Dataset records
____

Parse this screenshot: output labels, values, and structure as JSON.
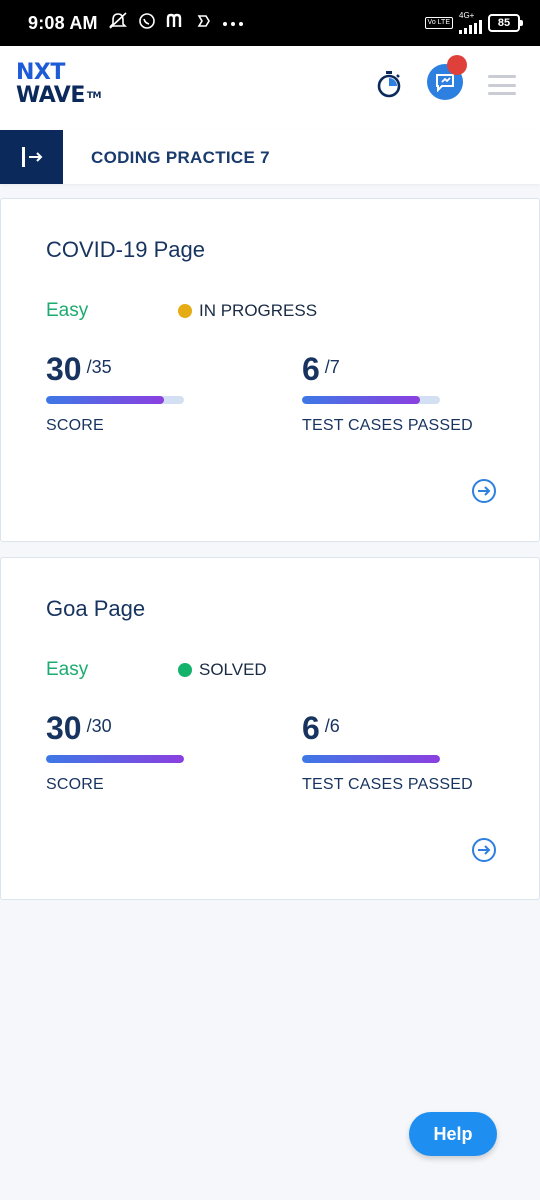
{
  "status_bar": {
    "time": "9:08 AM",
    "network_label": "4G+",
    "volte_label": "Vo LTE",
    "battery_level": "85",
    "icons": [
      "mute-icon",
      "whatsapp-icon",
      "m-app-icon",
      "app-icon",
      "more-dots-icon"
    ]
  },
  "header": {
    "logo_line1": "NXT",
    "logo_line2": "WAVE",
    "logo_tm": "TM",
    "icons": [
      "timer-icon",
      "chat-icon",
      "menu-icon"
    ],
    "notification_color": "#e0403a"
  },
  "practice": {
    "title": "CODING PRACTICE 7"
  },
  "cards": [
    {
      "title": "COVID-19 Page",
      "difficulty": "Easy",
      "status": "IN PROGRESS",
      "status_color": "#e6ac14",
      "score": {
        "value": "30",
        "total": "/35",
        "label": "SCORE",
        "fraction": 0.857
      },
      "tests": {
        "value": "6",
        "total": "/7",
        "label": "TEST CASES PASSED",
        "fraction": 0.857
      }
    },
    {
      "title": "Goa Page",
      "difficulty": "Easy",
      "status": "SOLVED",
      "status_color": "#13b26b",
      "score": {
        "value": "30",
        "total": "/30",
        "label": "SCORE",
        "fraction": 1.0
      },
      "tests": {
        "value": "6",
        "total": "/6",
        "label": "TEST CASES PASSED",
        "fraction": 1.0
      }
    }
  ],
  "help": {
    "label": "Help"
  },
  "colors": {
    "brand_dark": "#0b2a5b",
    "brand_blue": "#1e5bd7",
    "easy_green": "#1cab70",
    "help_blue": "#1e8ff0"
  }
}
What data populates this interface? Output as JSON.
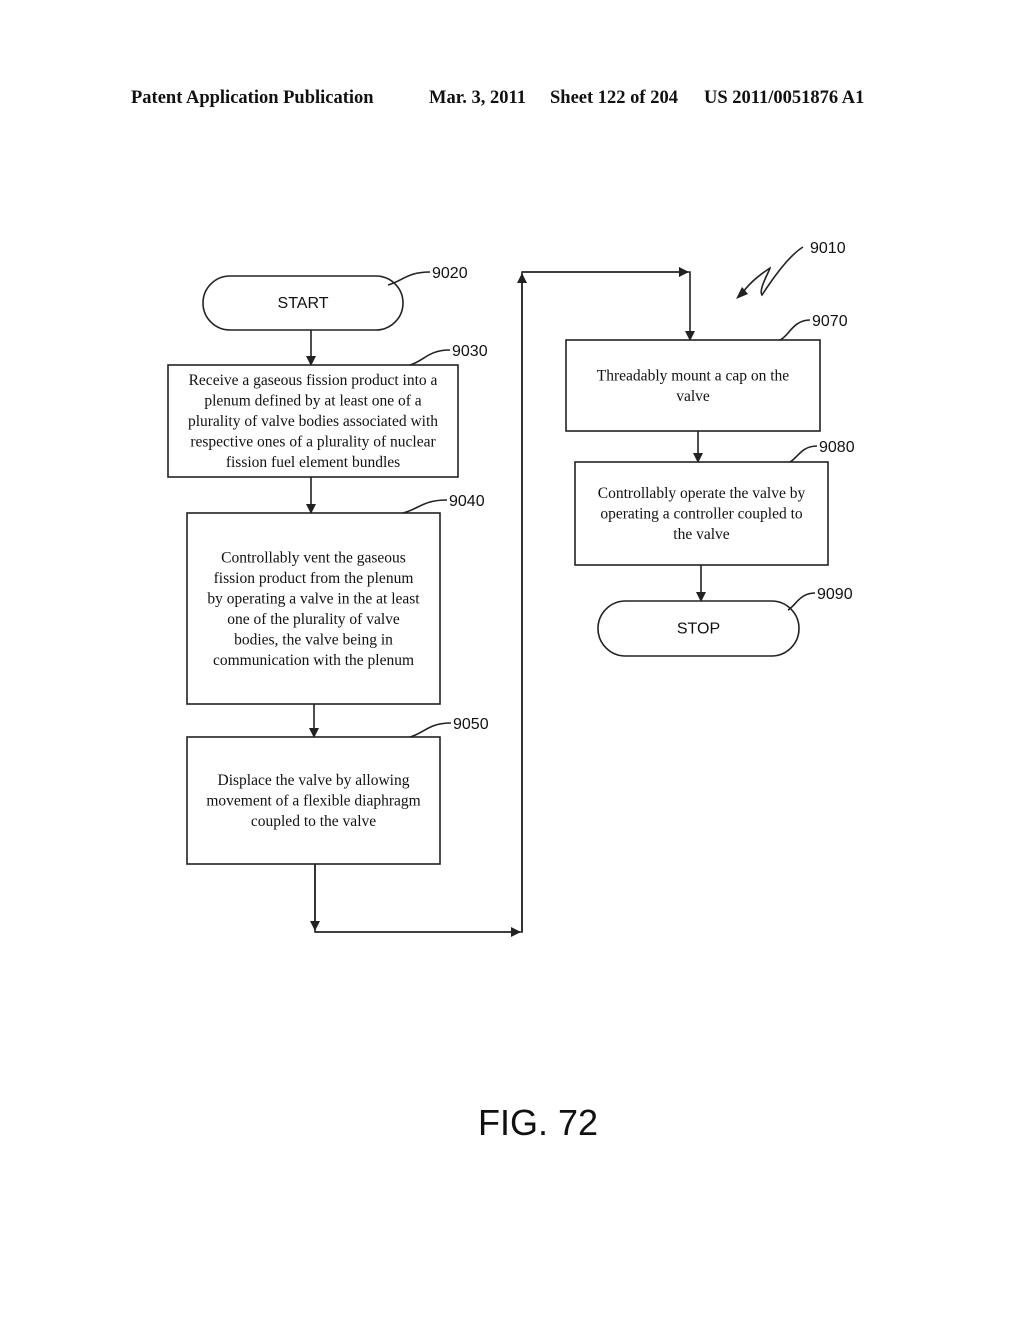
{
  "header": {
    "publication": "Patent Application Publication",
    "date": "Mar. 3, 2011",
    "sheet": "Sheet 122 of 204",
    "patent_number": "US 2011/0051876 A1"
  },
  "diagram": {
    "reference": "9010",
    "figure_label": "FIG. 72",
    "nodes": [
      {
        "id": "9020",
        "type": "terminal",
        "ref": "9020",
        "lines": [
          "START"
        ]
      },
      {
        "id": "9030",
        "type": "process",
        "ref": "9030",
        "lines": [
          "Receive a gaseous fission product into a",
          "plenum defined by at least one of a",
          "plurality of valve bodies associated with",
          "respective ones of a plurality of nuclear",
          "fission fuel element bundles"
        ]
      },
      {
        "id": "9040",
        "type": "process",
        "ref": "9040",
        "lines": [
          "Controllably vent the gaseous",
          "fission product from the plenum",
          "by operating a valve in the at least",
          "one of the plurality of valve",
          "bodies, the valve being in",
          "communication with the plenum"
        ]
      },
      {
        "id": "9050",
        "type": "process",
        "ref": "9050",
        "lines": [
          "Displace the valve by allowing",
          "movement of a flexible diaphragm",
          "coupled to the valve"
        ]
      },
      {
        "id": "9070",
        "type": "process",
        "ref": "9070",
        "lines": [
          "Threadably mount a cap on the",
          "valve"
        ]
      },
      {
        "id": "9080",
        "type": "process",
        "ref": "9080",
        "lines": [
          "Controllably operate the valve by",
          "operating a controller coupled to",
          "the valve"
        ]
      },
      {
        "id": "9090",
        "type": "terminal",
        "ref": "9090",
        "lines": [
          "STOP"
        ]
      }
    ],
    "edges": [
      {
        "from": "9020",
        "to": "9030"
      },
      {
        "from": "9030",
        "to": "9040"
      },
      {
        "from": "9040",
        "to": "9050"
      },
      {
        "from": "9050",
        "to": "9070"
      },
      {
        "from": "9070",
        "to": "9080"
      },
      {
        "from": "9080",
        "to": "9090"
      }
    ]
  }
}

____

■ REQUIREMENTS
Copy out the entries verbatim and leave the images out.

■ RESPONSE TO THE EXERCISE
Parse this screenshot: output labels, values, and structure as JSON.
{
  "status_bar": {
    "time": "9:08 AM",
    "network_label": "4G+",
    "volte_label": "Vo LTE",
    "battery_level": "85",
    "icons": [
      "mute-icon",
      "whatsapp-icon",
      "m-app-icon",
      "app-icon",
      "more-dots-icon"
    ]
  },
  "header": {
    "logo_line1": "NXT",
    "logo_line2": "WAVE",
    "logo_tm": "TM",
    "icons": [
      "timer-icon",
      "chat-icon",
      "menu-icon"
    ],
    "notification_color": "#e0403a"
  },
  "practice": {
    "title": "CODING PRACTICE 7"
  },
  "cards": [
    {
      "title": "COVID-19 Page",
      "difficulty": "Easy",
      "status": "IN PROGRESS",
      "status_color": "#e6ac14",
      "score": {
        "value": "30",
        "total": "/35",
        "label": "SCORE",
        "fraction": 0.857
      },
      "tests": {
        "value": "6",
        "total": "/7",
        "label": "TEST CASES PASSED",
        "fraction": 0.857
      }
    },
    {
      "title": "Goa Page",
      "difficulty": "Easy",
      "status": "SOLVED",
      "status_color": "#13b26b",
      "score": {
        "value": "30",
        "total": "/30",
        "label": "SCORE",
        "fraction": 1.0
      },
      "tests": {
        "value": "6",
        "total": "/6",
        "label": "TEST CASES PASSED",
        "fraction": 1.0
      }
    }
  ],
  "help": {
    "label": "Help"
  },
  "colors": {
    "brand_dark": "#0b2a5b",
    "brand_blue": "#1e5bd7",
    "easy_green": "#1cab70",
    "help_blue": "#1e8ff0"
  }
}
What data populates this interface? Output as JSON.
{
  "header": {
    "publication": "Patent Application Publication",
    "date": "Mar. 3, 2011",
    "sheet": "Sheet 122 of 204",
    "patent_number": "US 2011/0051876 A1"
  },
  "diagram": {
    "reference": "9010",
    "figure_label": "FIG. 72",
    "nodes": [
      {
        "id": "9020",
        "type": "terminal",
        "ref": "9020",
        "lines": [
          "START"
        ]
      },
      {
        "id": "9030",
        "type": "process",
        "ref": "9030",
        "lines": [
          "Receive a gaseous fission product into a",
          "plenum defined by at least one of a",
          "plurality of valve bodies associated with",
          "respective ones of a plurality of nuclear",
          "fission fuel element bundles"
        ]
      },
      {
        "id": "9040",
        "type": "process",
        "ref": "9040",
        "lines": [
          "Controllably vent the gaseous",
          "fission product from the plenum",
          "by operating a valve in the at least",
          "one of the plurality of valve",
          "bodies, the valve being in",
          "communication with the plenum"
        ]
      },
      {
        "id": "9050",
        "type": "process",
        "ref": "9050",
        "lines": [
          "Displace the valve by allowing",
          "movement of a flexible diaphragm",
          "coupled to the valve"
        ]
      },
      {
        "id": "9070",
        "type": "process",
        "ref": "9070",
        "lines": [
          "Threadably mount a cap on the",
          "valve"
        ]
      },
      {
        "id": "9080",
        "type": "process",
        "ref": "9080",
        "lines": [
          "Controllably operate the valve by",
          "operating a controller coupled to",
          "the valve"
        ]
      },
      {
        "id": "9090",
        "type": "terminal",
        "ref": "9090",
        "lines": [
          "STOP"
        ]
      }
    ],
    "edges": [
      {
        "from": "9020",
        "to": "9030"
      },
      {
        "from": "9030",
        "to": "9040"
      },
      {
        "from": "9040",
        "to": "9050"
      },
      {
        "from": "9050",
        "to": "9070"
      },
      {
        "from": "9070",
        "to": "9080"
      },
      {
        "from": "9080",
        "to": "9090"
      }
    ]
  }
}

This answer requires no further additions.